A run of records
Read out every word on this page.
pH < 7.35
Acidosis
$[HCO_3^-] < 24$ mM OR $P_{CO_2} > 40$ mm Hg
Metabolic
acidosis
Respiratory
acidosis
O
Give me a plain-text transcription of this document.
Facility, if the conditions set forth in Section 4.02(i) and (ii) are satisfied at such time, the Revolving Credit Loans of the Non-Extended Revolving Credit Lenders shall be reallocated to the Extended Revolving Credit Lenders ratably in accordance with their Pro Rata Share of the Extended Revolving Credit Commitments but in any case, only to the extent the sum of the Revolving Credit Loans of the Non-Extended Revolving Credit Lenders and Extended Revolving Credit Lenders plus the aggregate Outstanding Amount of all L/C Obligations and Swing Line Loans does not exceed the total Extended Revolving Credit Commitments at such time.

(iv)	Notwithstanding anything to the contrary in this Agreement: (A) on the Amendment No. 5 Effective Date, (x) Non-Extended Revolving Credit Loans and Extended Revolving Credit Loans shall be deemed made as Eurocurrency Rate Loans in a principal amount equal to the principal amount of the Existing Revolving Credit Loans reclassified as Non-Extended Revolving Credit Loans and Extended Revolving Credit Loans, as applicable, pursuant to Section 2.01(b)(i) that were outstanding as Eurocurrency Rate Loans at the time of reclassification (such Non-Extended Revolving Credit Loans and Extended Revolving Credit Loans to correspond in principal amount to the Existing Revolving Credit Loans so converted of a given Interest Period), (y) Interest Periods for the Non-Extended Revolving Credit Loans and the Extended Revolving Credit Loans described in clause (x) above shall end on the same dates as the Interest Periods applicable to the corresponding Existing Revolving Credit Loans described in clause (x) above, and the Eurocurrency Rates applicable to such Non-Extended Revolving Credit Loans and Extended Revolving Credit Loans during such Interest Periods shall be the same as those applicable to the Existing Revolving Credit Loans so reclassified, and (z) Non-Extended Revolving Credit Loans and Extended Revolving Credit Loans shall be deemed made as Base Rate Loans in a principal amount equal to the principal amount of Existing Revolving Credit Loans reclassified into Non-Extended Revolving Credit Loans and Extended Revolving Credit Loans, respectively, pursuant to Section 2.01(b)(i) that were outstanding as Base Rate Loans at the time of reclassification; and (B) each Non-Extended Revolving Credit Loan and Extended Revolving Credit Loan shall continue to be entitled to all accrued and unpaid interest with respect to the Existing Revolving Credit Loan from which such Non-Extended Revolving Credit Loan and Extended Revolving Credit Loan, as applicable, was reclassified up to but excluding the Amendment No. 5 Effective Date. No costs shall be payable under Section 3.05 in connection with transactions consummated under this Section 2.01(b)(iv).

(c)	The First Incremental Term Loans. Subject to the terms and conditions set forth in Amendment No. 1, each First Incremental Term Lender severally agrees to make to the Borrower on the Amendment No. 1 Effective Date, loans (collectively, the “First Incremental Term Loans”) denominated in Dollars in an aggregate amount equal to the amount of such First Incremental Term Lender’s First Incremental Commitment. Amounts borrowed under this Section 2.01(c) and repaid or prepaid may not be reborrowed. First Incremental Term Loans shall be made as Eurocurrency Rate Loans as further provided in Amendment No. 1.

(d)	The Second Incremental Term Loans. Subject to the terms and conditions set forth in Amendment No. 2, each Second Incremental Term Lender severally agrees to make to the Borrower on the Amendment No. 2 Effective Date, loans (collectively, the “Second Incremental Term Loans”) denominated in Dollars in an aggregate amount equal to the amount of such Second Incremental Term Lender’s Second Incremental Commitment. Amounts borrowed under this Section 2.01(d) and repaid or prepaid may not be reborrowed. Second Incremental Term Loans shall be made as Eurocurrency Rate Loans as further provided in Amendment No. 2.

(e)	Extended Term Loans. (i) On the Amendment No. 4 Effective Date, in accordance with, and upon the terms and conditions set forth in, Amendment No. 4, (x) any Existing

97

PROBLEM DESCRIPTION
Select the lines that carry the string "accordance" and copy them.

THE ANSWER
Facility, if the conditions set forth in Section 4.02(i) and (ii) are satisfied at such time, the Revolving Credit Loans of the Non-Extended Revolving Credit Lenders shall be reallocated to the Extended Revolving Credit Lenders ratably in accordance with their Pro Rata Share of the Extended Revolving Credit Commitments but in any case, only to the extent the sum of the Revolving Credit Loans of the Non-Extended Revolving Credit Lenders and Extended Revolving Credit Lenders plus the aggregate Outstanding Amount of all L/C Obligations and Swing Line Loans does not exceed the total Extended Revolving Credit Commitments at such time.
(e)	Extended Term Loans. (i) On the Amendment No. 4 Effective Date, in accordance with, and upon the terms and conditions set forth in, Amendment No. 4, (x) any Existing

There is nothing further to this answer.